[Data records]
★ ★ ★ ★ ★ ★ ★
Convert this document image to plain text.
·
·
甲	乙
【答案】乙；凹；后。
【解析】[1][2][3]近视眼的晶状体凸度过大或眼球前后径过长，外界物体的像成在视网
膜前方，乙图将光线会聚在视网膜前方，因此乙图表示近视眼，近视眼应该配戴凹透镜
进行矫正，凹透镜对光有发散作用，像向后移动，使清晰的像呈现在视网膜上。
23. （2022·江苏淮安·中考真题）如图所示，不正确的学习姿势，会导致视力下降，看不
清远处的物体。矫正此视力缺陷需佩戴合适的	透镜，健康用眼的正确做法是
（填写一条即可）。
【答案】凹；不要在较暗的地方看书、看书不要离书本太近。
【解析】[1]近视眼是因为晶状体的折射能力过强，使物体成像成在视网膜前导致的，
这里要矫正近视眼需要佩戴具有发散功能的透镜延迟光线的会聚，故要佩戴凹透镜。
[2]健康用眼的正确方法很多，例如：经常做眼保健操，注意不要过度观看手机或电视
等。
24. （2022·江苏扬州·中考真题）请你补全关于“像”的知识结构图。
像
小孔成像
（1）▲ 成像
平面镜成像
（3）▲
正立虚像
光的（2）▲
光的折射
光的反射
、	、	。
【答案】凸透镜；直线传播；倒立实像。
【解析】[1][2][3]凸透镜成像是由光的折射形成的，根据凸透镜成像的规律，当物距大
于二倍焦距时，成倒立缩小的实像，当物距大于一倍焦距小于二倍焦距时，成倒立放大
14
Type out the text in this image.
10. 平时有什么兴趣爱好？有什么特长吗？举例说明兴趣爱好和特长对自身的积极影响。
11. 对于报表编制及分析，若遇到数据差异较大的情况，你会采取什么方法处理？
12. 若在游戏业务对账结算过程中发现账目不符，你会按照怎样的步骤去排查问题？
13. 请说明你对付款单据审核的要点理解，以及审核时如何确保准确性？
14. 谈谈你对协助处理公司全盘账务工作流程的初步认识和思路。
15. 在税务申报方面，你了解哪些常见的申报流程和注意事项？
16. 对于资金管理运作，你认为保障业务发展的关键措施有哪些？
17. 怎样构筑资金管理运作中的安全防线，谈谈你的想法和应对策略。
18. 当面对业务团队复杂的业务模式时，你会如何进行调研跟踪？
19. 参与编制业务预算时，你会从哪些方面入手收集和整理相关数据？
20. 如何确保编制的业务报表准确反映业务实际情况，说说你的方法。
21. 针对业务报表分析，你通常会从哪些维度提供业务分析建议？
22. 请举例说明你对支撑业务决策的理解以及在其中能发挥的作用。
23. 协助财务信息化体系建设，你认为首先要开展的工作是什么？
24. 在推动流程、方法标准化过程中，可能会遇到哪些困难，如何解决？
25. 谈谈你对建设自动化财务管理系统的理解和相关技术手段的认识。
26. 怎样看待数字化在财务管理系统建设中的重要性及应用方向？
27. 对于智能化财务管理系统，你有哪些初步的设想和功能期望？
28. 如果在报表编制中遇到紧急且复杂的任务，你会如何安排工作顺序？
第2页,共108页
★ ★ ★ ★ ★ ★ ★
*TASK DESCRIPTION*: Show every line of the listing in which the string "this" can be found.

*FINAL ANSWER*:
Convert this document image to plain text.
Type out the text in this image.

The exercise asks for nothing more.